Quote every line as given.

__________

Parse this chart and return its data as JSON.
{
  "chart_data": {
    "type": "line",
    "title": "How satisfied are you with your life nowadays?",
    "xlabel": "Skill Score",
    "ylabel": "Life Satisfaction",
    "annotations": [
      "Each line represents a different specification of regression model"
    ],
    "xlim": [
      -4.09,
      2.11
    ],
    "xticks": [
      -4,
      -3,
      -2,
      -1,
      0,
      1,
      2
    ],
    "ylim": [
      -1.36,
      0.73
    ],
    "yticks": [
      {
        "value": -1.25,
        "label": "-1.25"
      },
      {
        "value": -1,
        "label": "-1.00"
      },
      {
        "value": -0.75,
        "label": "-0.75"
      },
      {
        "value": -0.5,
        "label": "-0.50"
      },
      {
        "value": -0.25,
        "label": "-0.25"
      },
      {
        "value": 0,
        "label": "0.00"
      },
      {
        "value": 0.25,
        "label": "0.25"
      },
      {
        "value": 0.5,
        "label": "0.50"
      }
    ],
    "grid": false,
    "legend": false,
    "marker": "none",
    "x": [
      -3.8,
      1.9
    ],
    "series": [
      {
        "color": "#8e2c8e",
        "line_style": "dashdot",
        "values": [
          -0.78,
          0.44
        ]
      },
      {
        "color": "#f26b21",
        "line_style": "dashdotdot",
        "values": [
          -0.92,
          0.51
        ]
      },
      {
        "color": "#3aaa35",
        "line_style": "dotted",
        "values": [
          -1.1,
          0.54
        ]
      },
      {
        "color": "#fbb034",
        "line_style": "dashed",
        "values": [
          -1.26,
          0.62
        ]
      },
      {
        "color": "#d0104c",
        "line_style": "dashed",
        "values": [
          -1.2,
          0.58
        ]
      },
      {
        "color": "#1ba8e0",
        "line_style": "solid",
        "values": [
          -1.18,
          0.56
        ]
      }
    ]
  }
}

__________

## The answer:
Parse this chart and return its data as JSON.
{
  "chart_data": {
    "type": "line",
    "title": "How satisfied are you with your life nowadays?",
    "xlabel": "Skill Score",
    "ylabel": "Life Satisfaction",
    "annotations": [
      "Each line represents a different specification of regression model"
    ],
    "xlim": [
      -4.09,
      2.11
    ],
    "xticks": [
      -4,
      -3,
      -2,
      -1,
      0,
      1,
      2
    ],
    "ylim": [
      -1.36,
      0.73
    ],
    "yticks": [
      {
        "value": -1.25,
        "label": "-1.25"
      },
      {
        "value": -1,
        "label": "-1.00"
      },
      {
        "value": -0.75,
        "label": "-0.75"
      },
      {
        "value": -0.5,
        "label": "-0.50"
      },
      {
        "value": -0.25,
        "label": "-0.25"
      },
      {
        "value": 0,
        "label": "0.00"
      },
      {
        "value": 0.25,
        "label": "0.25"
      },
      {
        "value": 0.5,
        "label": "0.50"
      }
    ],
    "grid": false,
    "legend": false,
    "marker": "none",
    "x": [
      -3.8,
      1.9
    ],
    "series": [
      {
        "color": "#8e2c8e",
        "line_style": "dashdot",
        "values": [
          -0.78,
          0.44
        ]
      },
      {
        "color": "#f26b21",
        "line_style": "dashdotdot",
        "values": [
          -0.92,
          0.51
        ]
      },
      {
        "color": "#3aaa35",
        "line_style": "dotted",
        "values": [
          -1.1,
          0.54
        ]
      },
      {
        "color": "#fbb034",
        "line_style": "dashed",
        "values": [
          -1.26,
          0.62
        ]
      },
      {
        "color": "#d0104c",
        "line_style": "dashed",
        "values": [
          -1.2,
          0.58
        ]
      },
      {
        "color": "#1ba8e0",
        "line_style": "solid",
        "values": [
          -1.18,
          0.56
        ]
      }
    ]
  }
}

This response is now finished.